_Part of a data file_
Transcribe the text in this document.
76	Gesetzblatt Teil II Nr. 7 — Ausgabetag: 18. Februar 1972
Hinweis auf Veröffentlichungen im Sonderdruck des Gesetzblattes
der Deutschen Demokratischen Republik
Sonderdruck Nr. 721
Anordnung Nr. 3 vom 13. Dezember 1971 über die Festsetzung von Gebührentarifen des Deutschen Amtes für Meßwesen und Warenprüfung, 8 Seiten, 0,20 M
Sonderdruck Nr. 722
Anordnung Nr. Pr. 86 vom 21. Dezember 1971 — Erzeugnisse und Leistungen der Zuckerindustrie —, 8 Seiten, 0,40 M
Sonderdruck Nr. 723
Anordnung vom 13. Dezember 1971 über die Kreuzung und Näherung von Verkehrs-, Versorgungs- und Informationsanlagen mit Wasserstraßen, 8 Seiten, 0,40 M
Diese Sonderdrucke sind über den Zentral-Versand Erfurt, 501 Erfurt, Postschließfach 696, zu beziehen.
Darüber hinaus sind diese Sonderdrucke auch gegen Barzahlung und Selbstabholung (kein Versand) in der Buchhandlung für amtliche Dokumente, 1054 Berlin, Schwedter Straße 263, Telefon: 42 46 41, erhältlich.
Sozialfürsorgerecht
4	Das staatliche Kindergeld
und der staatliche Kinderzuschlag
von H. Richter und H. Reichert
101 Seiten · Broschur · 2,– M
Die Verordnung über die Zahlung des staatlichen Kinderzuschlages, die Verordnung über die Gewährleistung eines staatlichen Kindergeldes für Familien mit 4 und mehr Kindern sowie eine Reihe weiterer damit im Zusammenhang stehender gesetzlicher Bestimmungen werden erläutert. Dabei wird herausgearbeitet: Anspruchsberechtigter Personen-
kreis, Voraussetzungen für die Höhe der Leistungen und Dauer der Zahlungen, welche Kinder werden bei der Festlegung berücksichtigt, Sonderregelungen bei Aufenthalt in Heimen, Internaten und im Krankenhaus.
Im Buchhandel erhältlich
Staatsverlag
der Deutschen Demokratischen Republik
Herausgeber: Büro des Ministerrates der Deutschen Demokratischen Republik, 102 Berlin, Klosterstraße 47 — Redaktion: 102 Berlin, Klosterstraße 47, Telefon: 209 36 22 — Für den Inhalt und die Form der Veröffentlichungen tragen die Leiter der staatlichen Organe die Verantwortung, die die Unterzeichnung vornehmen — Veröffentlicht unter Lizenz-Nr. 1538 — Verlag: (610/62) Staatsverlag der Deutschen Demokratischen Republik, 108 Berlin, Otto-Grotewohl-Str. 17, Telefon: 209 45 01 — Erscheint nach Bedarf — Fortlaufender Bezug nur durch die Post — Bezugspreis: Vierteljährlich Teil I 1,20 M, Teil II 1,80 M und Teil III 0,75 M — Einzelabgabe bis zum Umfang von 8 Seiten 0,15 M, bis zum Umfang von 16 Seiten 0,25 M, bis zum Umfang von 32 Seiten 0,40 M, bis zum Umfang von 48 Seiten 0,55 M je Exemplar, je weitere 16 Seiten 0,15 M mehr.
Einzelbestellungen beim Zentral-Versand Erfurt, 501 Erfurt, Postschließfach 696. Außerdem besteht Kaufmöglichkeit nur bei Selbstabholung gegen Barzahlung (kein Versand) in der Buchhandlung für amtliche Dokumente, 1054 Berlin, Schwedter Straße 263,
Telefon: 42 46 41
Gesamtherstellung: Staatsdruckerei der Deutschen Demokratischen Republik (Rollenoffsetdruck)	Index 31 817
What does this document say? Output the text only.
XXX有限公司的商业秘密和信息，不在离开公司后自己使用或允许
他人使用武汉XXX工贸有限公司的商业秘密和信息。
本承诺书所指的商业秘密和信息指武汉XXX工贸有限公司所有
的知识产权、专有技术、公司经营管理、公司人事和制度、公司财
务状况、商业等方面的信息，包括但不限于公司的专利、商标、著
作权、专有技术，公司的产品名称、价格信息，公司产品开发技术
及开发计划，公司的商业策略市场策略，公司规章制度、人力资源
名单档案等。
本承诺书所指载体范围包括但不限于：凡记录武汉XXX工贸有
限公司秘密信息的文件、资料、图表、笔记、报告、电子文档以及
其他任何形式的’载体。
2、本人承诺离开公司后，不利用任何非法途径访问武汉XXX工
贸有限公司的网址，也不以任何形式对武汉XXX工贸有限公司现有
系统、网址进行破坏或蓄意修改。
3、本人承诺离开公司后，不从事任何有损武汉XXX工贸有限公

_Goal_
Quote every line from the line containing "What does this" through the closing line of the listing, including both.

_Correct response_
What does this document say? Output the text only.
XXX有限公司的商业秘密和信息，不在离开公司后自己使用或允许
他人使用武汉XXX工贸有限公司的商业秘密和信息。
本承诺书所指的商业秘密和信息指武汉XXX工贸有限公司所有
的知识产权、专有技术、公司经营管理、公司人事和制度、公司财
务状况、商业等方面的信息，包括但不限于公司的专利、商标、著
作权、专有技术，公司的产品名称、价格信息，公司产品开发技术
及开发计划，公司的商业策略市场策略，公司规章制度、人力资源
名单档案等。
本承诺书所指载体范围包括但不限于：凡记录武汉XXX工贸有
限公司秘密信息的文件、资料、图表、笔记、报告、电子文档以及
其他任何形式的’载体。
2、本人承诺离开公司后，不利用任何非法途径访问武汉XXX工
贸有限公司的网址，也不以任何形式对武汉XXX工贸有限公司现有
系统、网址进行破坏或蓄意修改。
3、本人承诺离开公司后，不从事任何有损武汉XXX工贸有限公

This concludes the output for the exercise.